- Work to do:
Report every line in the listing that contains the string "label".

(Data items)
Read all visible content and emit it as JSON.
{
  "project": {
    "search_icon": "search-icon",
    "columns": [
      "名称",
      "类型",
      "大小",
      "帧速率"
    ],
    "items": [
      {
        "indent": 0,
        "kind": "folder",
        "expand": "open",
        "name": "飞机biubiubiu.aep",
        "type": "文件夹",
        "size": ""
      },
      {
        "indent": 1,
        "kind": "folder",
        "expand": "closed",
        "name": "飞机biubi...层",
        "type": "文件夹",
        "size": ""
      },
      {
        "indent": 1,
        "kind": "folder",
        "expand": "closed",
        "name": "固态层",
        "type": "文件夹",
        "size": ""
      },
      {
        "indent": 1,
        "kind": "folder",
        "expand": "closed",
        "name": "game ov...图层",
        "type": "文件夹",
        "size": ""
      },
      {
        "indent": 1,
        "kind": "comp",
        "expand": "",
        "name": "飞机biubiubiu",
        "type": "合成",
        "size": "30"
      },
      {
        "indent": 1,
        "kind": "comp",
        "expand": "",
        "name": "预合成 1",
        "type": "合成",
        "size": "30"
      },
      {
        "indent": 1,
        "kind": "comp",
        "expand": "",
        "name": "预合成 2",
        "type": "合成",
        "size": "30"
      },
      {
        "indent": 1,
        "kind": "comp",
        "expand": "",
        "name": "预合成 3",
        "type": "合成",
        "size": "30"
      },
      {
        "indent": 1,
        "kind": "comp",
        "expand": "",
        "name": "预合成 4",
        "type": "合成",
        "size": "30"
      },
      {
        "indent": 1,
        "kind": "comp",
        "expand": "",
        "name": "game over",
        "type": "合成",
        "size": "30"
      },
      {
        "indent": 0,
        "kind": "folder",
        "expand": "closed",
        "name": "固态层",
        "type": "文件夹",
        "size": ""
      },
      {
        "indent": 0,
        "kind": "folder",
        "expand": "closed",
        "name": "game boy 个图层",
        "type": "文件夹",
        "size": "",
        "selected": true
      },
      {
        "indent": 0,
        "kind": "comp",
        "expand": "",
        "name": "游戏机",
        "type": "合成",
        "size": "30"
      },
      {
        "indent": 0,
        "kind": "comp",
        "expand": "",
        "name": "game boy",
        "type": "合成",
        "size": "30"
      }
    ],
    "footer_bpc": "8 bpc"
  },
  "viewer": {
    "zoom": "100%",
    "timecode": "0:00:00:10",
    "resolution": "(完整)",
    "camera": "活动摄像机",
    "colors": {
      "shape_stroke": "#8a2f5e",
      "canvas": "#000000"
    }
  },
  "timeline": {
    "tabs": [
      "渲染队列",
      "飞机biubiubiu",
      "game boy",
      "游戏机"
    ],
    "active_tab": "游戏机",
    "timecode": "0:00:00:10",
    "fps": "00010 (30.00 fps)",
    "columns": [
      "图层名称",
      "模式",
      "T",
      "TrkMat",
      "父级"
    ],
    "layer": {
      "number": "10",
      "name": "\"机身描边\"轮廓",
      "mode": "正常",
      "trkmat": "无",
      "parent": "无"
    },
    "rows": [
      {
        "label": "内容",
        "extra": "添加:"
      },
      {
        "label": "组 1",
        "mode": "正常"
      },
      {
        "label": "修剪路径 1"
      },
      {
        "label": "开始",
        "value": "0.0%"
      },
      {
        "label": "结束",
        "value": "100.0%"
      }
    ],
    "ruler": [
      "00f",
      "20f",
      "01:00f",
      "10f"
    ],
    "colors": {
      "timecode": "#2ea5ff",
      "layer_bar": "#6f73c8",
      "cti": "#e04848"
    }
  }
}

- Final result:
        "label": "内容",
        "label": "组 1",
        "label": "修剪路径 1"
        "label": "开始",
        "label": "结束",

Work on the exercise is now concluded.